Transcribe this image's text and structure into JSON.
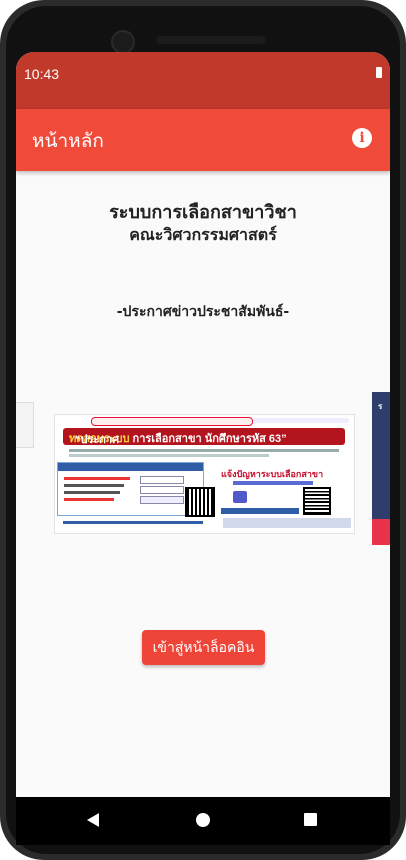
{
  "statusbar": {
    "time": "10:43"
  },
  "appbar": {
    "title": "หน้าหลัก",
    "info_icon": "info-icon"
  },
  "main": {
    "heading": "ระบบการเลือกสาขาวิชา",
    "subheading": "คณะวิศวกรรมศาสตร์",
    "news_label": "-ประกาศข่าวประชาสัมพันธ์-",
    "login_button": "เข้าสู่หน้าล็อคอิน"
  },
  "poster": {
    "banner_prefix": "“ประกาศ ",
    "banner_highlight": "ทดสอบระบบ",
    "banner_suffix": " การเลือกสาขา นักศึกษารหัส 63”",
    "right_heading": "แจ้งปัญหาระบบเลือกสาขา"
  },
  "navbar": {
    "back_icon": "back-icon",
    "home_icon": "home-icon",
    "recents_icon": "recents-icon"
  },
  "colors": {
    "statusbar": "#c0392b",
    "appbar": "#f04a3a",
    "button": "#ef4438",
    "background": "#fafafa"
  }
}
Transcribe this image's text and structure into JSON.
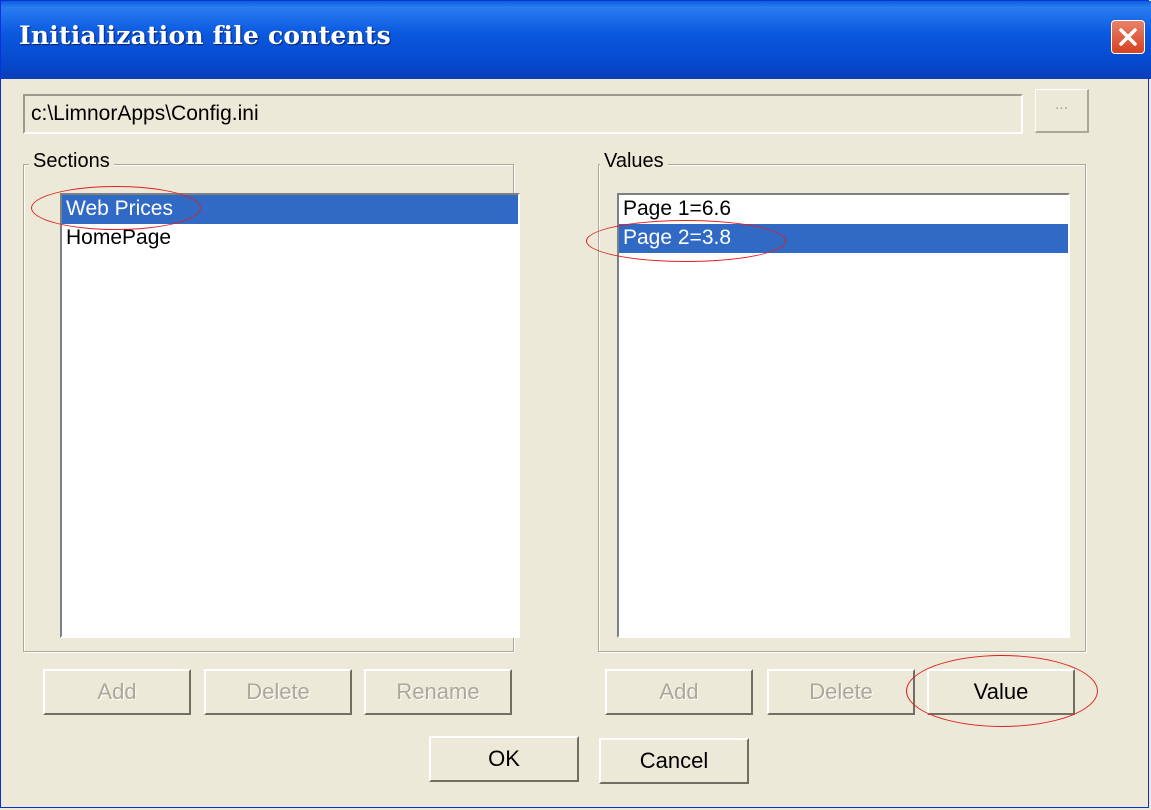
{
  "window": {
    "title": "Initialization file contents",
    "close_icon": "close-icon"
  },
  "file": {
    "path": "c:\\LimnorApps\\Config.ini",
    "browse_label": "..."
  },
  "sections": {
    "label": "Sections",
    "items": [
      "Web Prices",
      "HomePage"
    ],
    "selected": "Web Prices",
    "buttons": {
      "add": "Add",
      "delete": "Delete",
      "rename": "Rename"
    }
  },
  "values": {
    "label": "Values",
    "items": [
      "Page 1=6.6",
      "Page 2=3.8"
    ],
    "selected": "Page 2=3.8",
    "buttons": {
      "add": "Add",
      "delete": "Delete",
      "value": "Value"
    }
  },
  "dialog_buttons": {
    "ok": "OK",
    "cancel": "Cancel"
  },
  "colors": {
    "titlebar": "#0a5fdb",
    "selection": "#316ac5",
    "annotation": "#e02020",
    "background": "#ece9d8"
  }
}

Task details:
Repeat the data exactly in full, omitting its pictures.

Reply to the task:
Transcribe this image's text and structure into JSON.
{
  "statusbar": {
    "time": "10:43"
  },
  "appbar": {
    "title": "หน้าหลัก",
    "info_icon": "info-icon"
  },
  "main": {
    "heading": "ระบบการเลือกสาขาวิชา",
    "subheading": "คณะวิศวกรรมศาสตร์",
    "news_label": "-ประกาศข่าวประชาสัมพันธ์-",
    "login_button": "เข้าสู่หน้าล็อคอิน"
  },
  "poster": {
    "banner_prefix": "“ประกาศ ",
    "banner_highlight": "ทดสอบระบบ",
    "banner_suffix": " การเลือกสาขา นักศึกษารหัส 63”",
    "right_heading": "แจ้งปัญหาระบบเลือกสาขา"
  },
  "navbar": {
    "back_icon": "back-icon",
    "home_icon": "home-icon",
    "recents_icon": "recents-icon"
  },
  "colors": {
    "statusbar": "#c0392b",
    "appbar": "#f04a3a",
    "button": "#ef4438",
    "background": "#fafafa"
  }
}
Transcribe this image's text and structure into JSON.
{
  "window": {
    "title": "Initialization file contents",
    "close_icon": "close-icon"
  },
  "file": {
    "path": "c:\\LimnorApps\\Config.ini",
    "browse_label": "..."
  },
  "sections": {
    "label": "Sections",
    "items": [
      "Web Prices",
      "HomePage"
    ],
    "selected": "Web Prices",
    "buttons": {
      "add": "Add",
      "delete": "Delete",
      "rename": "Rename"
    }
  },
  "values": {
    "label": "Values",
    "items": [
      "Page 1=6.6",
      "Page 2=3.8"
    ],
    "selected": "Page 2=3.8",
    "buttons": {
      "add": "Add",
      "delete": "Delete",
      "value": "Value"
    }
  },
  "dialog_buttons": {
    "ok": "OK",
    "cancel": "Cancel"
  },
  "colors": {
    "titlebar": "#0a5fdb",
    "selection": "#316ac5",
    "annotation": "#e02020",
    "background": "#ece9d8"
  }
}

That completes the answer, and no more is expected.